↓↓↓
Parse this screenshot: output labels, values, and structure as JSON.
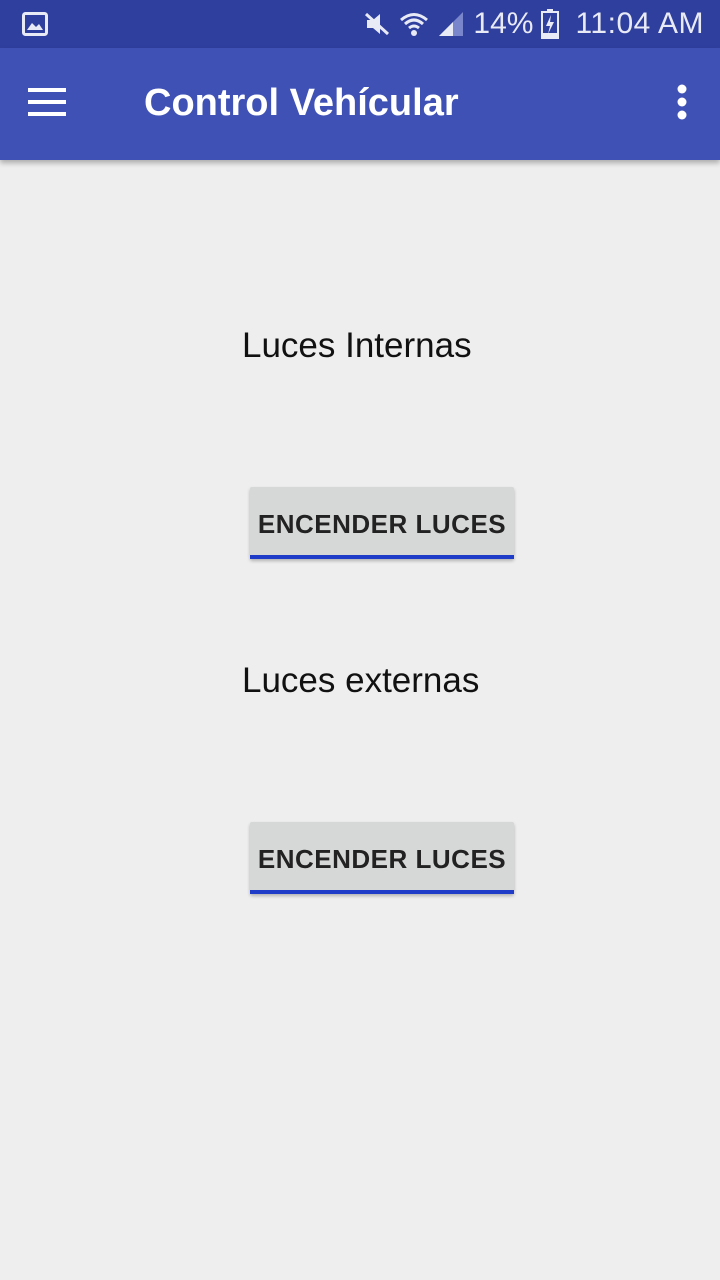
{
  "status_bar": {
    "battery_percent": "14%",
    "time": "11:04 AM",
    "icons": [
      "image-notification-icon",
      "mute-icon",
      "wifi-icon",
      "signal-icon",
      "battery-charging-icon"
    ]
  },
  "app_bar": {
    "title": "Control Vehícular",
    "background_color": "#3f51b5",
    "status_bar_color": "#2f3f9e"
  },
  "main": {
    "sections": [
      {
        "label": "Luces Internas",
        "button_label": "ENCENDER LUCES"
      },
      {
        "label": "Luces externas",
        "button_label": "ENCENDER LUCES"
      }
    ],
    "button_accent_color": "#1e3cc8"
  }
}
↑↑↑
Directions: Transcribe all entries above exactly. Drop the pictures.

Reply:
Parse this screenshot: output labels, values, and structure as JSON.
{
  "status_bar": {
    "battery_percent": "14%",
    "time": "11:04 AM",
    "icons": [
      "image-notification-icon",
      "mute-icon",
      "wifi-icon",
      "signal-icon",
      "battery-charging-icon"
    ]
  },
  "app_bar": {
    "title": "Control Vehícular",
    "background_color": "#3f51b5",
    "status_bar_color": "#2f3f9e"
  },
  "main": {
    "sections": [
      {
        "label": "Luces Internas",
        "button_label": "ENCENDER LUCES"
      },
      {
        "label": "Luces externas",
        "button_label": "ENCENDER LUCES"
      }
    ],
    "button_accent_color": "#1e3cc8"
  }
}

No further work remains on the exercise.